▸ Information shown
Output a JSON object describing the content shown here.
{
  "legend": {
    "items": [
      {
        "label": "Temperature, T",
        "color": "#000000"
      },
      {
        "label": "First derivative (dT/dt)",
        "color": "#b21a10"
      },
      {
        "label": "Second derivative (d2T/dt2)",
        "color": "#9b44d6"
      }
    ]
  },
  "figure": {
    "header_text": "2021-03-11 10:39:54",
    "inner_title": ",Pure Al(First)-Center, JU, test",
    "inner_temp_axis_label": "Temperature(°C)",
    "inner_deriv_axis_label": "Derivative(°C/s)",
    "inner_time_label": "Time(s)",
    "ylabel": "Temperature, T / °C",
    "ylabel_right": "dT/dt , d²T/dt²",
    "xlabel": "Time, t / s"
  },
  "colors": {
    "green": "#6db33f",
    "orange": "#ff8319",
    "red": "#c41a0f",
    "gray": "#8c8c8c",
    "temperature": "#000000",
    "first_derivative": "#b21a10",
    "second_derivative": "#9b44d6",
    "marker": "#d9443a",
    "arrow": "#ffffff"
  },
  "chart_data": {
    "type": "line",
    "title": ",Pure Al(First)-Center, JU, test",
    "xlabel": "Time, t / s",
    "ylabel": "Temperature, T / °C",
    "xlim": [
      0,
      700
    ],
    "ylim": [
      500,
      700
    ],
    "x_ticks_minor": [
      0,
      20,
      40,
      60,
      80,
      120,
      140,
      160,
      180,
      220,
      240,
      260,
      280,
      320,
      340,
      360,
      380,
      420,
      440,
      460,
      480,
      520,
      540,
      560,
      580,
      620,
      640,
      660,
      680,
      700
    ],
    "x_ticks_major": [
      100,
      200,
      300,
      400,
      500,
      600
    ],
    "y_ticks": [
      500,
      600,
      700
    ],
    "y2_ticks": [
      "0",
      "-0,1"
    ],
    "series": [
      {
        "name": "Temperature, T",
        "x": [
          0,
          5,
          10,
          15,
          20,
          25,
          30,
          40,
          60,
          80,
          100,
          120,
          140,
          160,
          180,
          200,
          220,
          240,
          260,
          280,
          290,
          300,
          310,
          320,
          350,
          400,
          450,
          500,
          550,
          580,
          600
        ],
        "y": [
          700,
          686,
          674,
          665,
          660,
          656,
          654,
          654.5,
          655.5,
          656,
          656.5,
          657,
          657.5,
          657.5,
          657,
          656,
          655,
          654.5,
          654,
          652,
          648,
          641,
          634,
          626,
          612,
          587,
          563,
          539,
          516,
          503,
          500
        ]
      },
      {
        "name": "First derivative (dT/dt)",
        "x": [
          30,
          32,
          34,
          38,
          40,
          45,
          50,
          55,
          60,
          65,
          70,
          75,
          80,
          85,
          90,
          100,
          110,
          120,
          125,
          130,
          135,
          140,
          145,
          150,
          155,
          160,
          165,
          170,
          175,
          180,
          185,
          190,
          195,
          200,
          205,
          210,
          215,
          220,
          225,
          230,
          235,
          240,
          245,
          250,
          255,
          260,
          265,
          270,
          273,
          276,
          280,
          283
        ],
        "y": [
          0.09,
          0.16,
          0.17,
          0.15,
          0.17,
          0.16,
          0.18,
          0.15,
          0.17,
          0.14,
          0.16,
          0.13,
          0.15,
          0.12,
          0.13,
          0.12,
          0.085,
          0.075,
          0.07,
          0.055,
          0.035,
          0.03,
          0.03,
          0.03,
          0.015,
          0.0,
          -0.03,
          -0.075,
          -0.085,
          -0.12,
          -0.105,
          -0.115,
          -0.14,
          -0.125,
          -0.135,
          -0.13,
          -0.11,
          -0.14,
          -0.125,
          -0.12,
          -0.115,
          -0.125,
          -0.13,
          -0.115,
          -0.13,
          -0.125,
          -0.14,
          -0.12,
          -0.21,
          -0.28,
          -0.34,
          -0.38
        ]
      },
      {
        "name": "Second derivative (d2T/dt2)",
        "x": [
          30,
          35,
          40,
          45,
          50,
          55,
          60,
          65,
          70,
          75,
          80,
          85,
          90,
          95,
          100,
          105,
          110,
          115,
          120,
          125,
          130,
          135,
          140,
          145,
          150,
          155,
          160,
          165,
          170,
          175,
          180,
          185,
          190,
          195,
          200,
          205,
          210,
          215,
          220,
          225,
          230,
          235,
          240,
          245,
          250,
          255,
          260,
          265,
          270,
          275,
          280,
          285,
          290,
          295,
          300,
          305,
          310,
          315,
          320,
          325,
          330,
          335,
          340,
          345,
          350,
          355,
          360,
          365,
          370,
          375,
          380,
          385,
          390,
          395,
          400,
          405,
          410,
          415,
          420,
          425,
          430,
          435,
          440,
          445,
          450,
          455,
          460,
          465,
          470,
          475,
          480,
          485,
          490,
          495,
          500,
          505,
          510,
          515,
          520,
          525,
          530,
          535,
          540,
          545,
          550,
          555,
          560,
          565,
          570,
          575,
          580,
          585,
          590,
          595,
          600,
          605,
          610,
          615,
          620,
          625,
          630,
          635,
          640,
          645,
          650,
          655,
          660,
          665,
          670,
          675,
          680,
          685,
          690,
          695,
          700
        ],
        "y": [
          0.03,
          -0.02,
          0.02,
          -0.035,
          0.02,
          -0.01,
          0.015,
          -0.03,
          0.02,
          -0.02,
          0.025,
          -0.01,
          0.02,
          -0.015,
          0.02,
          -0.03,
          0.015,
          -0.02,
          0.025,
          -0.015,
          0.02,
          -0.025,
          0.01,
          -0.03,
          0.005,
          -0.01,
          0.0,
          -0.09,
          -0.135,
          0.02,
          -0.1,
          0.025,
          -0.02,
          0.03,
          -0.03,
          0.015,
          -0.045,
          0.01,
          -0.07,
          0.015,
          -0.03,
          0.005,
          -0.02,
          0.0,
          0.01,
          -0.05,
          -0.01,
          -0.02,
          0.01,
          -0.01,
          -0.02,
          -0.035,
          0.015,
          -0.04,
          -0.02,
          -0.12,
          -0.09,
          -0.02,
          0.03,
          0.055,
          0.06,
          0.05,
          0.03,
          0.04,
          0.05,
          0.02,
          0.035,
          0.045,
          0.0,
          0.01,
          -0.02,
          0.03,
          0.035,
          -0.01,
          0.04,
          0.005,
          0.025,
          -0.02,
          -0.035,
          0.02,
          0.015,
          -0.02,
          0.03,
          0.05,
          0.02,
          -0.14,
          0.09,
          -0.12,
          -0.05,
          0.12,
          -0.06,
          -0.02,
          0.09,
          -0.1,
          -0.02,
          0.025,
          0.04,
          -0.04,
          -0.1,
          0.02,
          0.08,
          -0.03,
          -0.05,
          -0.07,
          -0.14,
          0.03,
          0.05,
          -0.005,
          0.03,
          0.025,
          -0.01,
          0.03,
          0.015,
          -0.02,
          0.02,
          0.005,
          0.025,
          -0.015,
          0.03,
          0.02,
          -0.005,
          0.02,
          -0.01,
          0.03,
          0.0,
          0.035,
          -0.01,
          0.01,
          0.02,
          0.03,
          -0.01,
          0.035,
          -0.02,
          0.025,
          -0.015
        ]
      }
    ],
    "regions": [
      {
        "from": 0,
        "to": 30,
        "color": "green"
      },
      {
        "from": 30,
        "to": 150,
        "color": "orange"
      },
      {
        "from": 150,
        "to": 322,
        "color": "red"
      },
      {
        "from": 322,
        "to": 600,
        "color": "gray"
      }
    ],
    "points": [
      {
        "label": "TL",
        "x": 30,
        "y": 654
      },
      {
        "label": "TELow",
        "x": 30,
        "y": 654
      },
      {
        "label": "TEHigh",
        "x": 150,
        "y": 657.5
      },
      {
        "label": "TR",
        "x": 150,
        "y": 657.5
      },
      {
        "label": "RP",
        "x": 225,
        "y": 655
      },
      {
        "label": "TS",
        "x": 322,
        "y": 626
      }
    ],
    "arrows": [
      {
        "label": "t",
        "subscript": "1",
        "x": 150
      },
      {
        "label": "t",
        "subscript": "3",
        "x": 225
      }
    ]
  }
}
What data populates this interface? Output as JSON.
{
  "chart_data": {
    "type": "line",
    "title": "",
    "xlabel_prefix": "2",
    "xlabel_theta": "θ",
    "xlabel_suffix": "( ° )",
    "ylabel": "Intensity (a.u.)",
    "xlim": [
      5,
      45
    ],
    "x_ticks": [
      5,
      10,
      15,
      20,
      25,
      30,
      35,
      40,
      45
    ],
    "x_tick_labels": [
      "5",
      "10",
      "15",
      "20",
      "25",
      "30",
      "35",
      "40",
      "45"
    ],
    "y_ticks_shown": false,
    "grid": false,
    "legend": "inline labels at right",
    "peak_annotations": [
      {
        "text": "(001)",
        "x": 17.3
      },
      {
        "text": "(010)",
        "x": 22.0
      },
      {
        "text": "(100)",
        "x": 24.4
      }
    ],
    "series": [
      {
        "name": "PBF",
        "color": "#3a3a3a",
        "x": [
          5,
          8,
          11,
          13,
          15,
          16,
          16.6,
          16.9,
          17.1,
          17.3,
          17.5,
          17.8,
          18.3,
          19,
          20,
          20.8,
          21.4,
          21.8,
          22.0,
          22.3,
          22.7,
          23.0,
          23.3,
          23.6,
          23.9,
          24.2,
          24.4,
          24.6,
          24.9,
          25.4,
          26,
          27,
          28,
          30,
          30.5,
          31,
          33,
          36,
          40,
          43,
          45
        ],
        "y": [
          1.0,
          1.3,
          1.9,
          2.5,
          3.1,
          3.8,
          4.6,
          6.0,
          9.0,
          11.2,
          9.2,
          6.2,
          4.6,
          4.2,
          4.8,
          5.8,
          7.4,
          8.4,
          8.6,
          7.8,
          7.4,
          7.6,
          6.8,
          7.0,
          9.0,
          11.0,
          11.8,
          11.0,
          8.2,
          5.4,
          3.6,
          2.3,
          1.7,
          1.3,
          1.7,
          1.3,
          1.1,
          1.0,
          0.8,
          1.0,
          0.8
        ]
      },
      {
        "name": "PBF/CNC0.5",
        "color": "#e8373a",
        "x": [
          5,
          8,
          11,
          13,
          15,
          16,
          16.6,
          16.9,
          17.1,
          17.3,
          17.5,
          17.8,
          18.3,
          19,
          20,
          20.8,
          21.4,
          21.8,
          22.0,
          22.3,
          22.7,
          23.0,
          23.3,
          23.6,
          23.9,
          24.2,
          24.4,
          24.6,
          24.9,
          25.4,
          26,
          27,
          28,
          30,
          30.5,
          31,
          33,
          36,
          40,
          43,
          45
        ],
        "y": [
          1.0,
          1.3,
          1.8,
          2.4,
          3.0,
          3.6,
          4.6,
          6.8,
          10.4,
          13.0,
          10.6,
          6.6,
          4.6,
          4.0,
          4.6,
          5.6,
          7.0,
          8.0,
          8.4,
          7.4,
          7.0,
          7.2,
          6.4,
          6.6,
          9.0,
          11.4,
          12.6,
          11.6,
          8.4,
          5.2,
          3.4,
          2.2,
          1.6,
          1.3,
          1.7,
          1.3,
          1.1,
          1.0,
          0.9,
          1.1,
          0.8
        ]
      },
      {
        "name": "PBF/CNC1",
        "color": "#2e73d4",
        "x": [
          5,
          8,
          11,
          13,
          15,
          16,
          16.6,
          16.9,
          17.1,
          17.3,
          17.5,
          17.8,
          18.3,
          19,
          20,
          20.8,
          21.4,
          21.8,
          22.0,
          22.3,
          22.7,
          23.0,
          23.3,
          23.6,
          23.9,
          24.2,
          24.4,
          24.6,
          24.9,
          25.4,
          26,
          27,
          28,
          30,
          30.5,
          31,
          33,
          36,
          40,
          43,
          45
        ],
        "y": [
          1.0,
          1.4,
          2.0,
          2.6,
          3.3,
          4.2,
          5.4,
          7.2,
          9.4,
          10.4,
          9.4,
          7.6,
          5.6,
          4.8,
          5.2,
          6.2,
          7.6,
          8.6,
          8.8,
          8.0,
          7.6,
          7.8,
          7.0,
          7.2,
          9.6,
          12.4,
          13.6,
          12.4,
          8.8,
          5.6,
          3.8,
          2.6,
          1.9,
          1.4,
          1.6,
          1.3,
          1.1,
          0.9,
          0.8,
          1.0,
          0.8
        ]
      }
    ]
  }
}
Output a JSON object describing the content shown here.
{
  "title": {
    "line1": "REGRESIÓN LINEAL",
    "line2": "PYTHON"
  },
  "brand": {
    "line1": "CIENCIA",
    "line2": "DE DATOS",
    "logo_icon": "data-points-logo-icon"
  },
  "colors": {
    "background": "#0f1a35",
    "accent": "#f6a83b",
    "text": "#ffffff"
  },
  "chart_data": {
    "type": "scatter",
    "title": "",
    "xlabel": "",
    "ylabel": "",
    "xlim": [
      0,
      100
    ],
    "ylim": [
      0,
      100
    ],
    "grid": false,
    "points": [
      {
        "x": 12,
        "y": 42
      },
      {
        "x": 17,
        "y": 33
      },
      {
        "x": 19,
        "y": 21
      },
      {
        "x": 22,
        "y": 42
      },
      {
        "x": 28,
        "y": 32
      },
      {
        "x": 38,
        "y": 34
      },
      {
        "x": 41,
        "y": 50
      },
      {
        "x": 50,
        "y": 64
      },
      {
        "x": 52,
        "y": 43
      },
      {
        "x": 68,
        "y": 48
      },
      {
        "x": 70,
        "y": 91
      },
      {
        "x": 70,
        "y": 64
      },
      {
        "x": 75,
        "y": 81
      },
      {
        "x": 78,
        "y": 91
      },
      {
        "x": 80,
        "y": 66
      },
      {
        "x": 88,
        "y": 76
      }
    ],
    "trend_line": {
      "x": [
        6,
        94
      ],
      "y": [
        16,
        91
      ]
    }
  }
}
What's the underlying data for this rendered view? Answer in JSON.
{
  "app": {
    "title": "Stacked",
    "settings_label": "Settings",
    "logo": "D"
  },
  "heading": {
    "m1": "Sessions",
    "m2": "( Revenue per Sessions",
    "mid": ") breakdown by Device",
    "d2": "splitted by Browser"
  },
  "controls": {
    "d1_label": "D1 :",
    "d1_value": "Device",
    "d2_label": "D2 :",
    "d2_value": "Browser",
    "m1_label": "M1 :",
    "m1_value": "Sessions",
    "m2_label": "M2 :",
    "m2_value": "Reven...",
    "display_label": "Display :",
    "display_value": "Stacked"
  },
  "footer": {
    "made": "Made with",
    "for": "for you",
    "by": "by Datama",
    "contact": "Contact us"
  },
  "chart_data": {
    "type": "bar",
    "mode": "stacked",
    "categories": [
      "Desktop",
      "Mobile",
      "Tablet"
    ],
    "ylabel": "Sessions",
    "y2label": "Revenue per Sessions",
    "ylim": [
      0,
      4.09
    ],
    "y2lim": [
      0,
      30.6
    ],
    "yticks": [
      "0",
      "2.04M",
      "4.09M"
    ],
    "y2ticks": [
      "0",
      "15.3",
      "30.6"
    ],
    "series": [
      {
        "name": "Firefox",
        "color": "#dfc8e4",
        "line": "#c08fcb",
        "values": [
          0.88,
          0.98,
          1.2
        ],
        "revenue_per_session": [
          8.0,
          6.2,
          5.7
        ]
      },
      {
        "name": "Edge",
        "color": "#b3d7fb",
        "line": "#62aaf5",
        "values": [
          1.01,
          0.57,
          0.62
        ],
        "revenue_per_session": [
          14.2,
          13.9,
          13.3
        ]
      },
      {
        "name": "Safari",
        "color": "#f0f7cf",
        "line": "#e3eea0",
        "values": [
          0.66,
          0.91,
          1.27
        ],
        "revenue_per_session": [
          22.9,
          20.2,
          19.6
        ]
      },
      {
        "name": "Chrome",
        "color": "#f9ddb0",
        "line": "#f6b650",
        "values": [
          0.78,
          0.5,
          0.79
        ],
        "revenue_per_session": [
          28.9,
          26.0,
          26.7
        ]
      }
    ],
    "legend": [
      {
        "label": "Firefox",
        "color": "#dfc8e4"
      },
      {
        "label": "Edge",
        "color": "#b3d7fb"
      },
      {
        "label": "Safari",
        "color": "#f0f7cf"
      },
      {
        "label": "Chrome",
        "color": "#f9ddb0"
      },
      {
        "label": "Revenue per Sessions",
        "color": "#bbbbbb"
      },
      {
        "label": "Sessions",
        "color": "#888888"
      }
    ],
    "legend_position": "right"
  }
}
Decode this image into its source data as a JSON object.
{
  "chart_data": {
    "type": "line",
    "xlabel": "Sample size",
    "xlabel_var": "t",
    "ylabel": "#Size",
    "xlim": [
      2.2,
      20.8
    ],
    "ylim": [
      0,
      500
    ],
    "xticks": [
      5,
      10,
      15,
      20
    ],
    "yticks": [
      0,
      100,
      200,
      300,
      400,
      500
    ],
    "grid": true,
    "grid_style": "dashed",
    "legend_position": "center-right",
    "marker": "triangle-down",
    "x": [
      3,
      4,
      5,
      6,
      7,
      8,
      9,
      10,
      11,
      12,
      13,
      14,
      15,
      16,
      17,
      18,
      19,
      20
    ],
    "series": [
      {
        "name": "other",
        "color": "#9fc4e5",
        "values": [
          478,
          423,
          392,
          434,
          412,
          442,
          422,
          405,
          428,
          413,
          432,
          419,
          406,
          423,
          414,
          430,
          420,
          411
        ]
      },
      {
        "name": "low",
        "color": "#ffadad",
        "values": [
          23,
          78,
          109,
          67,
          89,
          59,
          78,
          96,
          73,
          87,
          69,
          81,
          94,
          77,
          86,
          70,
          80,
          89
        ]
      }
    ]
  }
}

▸ The task
Reply with only the number of lines in the entries that contain the word "Device".

▸ Response for this exercise
2